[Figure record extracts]
****

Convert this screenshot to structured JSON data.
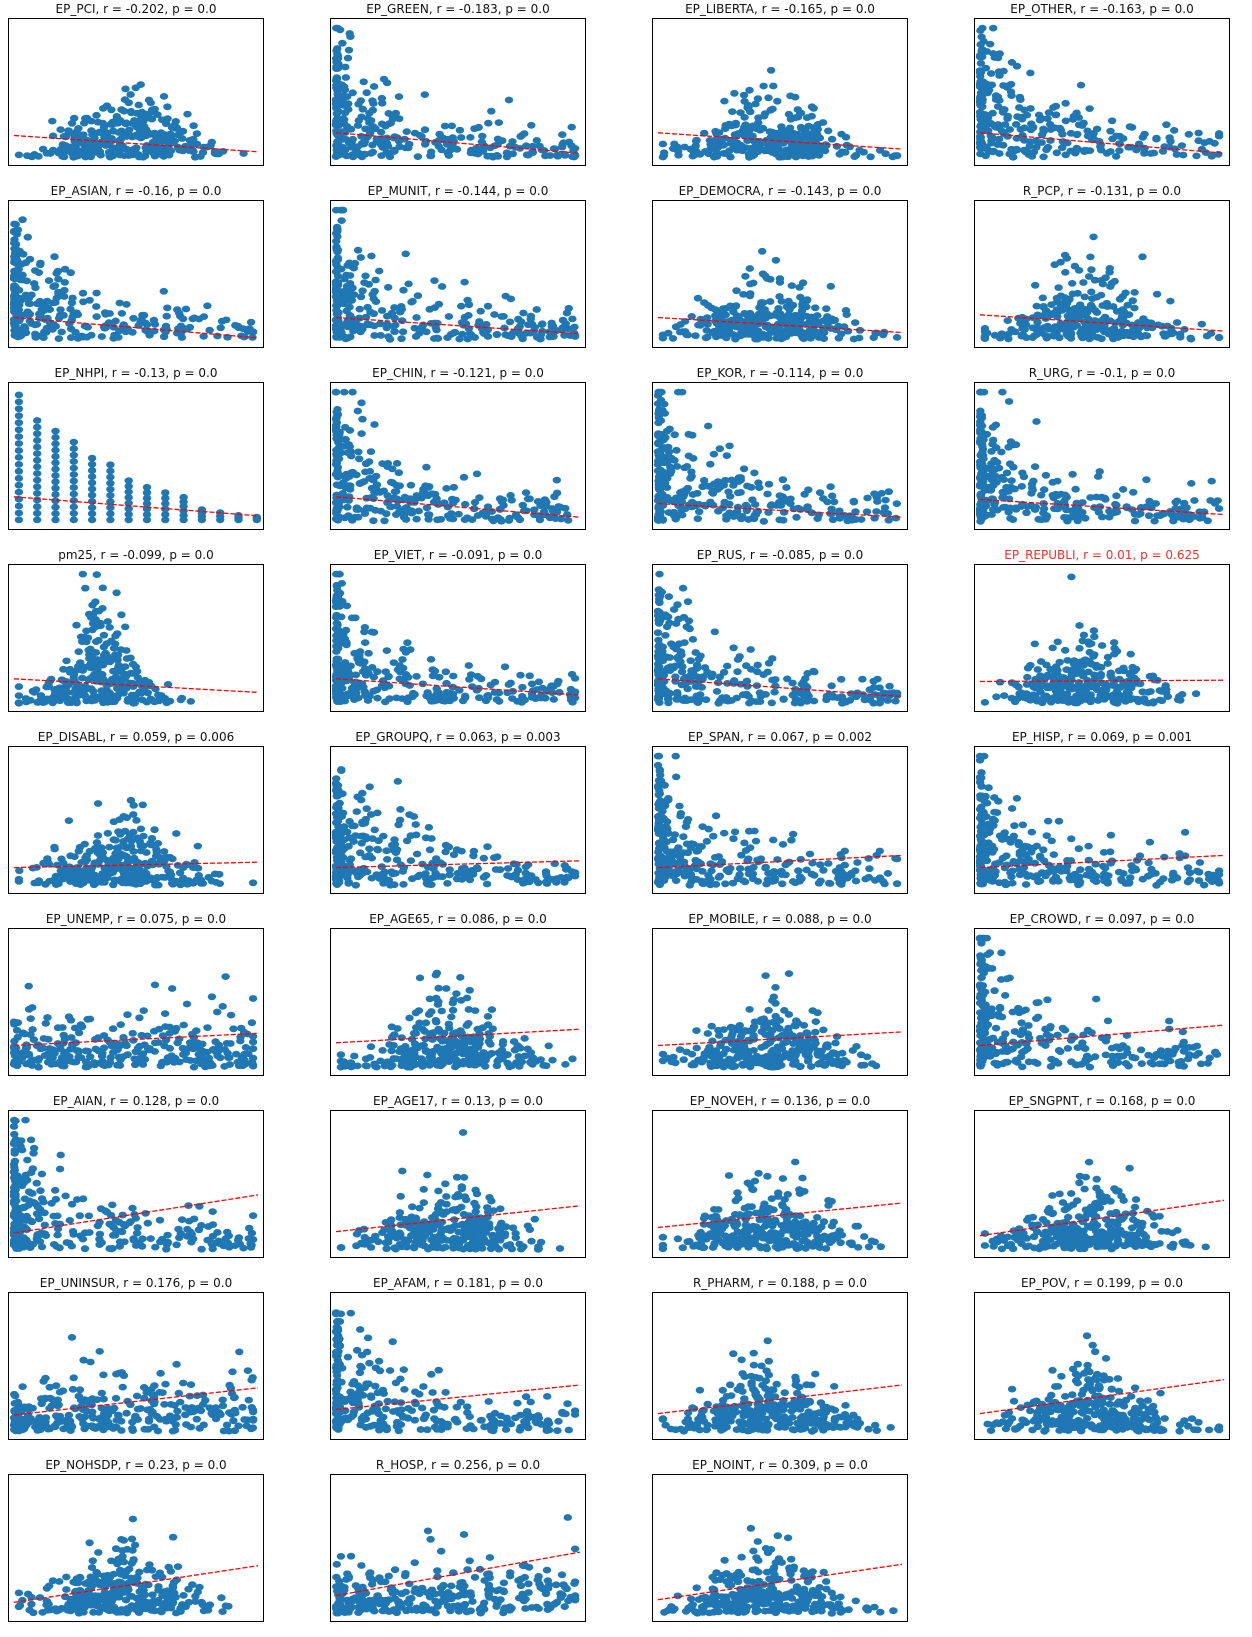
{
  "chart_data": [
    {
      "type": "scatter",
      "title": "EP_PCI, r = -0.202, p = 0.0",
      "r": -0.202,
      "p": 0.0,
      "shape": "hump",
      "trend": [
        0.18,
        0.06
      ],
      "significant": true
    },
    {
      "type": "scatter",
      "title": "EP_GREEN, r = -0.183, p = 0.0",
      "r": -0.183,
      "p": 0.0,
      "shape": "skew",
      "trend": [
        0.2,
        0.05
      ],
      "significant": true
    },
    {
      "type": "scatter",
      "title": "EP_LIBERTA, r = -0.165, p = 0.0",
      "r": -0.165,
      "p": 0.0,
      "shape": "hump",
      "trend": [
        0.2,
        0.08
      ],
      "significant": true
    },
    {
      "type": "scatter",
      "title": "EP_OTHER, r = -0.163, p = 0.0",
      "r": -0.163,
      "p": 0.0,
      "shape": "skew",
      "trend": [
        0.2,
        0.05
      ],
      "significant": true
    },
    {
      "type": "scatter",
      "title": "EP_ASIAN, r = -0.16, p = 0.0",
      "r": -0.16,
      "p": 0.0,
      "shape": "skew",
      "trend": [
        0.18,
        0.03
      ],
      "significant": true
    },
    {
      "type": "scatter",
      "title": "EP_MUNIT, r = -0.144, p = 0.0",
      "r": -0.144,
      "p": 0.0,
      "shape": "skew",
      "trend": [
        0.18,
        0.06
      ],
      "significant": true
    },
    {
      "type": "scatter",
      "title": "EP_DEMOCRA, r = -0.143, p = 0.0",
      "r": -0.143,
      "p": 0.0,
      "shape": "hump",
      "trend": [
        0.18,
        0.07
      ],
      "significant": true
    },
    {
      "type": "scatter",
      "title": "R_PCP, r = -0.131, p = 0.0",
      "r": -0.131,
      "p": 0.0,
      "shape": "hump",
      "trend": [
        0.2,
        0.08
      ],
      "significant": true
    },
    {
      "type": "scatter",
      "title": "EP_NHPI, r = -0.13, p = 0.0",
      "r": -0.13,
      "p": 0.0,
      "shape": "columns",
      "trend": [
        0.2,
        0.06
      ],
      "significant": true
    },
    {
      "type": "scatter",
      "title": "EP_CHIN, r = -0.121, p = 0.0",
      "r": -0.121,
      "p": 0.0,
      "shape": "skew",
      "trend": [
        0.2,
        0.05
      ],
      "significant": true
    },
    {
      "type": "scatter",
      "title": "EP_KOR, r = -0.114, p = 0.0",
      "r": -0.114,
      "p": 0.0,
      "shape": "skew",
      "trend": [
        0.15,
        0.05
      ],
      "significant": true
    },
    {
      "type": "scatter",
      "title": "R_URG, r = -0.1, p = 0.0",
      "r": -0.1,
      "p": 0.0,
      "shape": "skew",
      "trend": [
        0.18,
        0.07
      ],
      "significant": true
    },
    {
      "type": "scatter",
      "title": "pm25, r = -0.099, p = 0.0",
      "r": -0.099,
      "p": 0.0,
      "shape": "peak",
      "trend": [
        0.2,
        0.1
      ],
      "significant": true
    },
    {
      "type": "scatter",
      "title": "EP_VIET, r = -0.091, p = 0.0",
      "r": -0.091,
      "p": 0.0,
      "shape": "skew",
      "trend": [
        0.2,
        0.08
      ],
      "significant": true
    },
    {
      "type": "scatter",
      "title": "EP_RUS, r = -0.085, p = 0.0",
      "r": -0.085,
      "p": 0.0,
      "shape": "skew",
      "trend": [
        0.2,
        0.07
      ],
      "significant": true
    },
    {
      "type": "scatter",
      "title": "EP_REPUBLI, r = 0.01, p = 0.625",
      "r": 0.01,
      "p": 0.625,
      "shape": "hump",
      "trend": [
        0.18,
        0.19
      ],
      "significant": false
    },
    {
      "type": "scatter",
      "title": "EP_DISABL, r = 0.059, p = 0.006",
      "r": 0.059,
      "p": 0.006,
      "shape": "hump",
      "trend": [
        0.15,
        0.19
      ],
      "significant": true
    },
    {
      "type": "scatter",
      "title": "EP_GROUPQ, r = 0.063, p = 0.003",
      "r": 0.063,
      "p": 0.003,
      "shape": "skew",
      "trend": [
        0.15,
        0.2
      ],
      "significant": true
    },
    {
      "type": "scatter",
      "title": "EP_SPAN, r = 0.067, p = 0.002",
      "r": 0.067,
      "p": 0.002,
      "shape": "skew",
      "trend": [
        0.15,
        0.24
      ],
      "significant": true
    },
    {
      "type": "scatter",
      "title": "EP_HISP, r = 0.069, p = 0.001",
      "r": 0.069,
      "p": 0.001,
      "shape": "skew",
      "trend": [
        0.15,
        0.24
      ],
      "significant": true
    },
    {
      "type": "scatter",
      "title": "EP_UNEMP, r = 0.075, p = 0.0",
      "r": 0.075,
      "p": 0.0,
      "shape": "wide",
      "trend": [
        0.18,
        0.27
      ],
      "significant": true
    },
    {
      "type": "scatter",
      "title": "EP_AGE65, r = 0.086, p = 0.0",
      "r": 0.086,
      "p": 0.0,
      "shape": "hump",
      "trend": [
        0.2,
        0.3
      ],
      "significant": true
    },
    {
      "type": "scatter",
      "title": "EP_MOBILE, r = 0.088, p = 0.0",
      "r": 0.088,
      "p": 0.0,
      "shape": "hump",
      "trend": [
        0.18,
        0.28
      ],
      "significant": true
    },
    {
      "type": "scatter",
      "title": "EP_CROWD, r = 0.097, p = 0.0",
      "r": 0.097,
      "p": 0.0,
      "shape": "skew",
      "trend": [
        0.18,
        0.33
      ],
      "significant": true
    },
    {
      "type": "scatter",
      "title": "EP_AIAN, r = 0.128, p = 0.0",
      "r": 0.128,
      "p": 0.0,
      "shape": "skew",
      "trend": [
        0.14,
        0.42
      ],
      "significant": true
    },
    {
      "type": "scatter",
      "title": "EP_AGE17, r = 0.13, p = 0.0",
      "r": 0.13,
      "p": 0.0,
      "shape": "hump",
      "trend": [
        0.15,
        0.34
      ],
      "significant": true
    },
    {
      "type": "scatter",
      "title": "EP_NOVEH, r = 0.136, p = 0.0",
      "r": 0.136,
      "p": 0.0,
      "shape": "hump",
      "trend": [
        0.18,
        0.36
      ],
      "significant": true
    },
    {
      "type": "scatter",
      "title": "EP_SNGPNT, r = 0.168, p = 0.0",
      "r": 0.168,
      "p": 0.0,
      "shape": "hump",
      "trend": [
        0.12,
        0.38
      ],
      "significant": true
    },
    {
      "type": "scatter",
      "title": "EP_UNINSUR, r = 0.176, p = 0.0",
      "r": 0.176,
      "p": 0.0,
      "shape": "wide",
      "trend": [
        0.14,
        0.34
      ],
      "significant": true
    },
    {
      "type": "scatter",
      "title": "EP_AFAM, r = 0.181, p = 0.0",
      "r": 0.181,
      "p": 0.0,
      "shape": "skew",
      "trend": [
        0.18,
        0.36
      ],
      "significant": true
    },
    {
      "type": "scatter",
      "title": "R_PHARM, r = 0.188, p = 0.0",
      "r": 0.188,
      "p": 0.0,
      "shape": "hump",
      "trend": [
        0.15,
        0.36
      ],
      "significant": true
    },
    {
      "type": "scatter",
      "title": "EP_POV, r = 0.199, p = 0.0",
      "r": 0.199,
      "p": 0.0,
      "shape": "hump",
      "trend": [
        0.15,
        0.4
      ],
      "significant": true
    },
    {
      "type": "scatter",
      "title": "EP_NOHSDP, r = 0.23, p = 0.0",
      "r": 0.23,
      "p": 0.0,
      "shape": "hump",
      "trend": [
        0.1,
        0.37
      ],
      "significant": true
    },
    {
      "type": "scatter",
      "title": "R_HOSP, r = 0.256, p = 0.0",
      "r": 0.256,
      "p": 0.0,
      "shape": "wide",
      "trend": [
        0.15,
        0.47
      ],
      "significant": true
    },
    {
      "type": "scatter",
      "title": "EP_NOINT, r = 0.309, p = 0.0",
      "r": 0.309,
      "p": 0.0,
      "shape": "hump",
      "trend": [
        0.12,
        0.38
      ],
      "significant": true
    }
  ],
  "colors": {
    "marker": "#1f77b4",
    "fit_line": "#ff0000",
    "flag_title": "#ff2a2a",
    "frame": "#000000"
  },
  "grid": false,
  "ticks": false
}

****

— What to do —
Filter the listing for the word "false" and copy every line that holds it.

— Exercise response —
      "significant": false
  "grid": false,
  "ticks": false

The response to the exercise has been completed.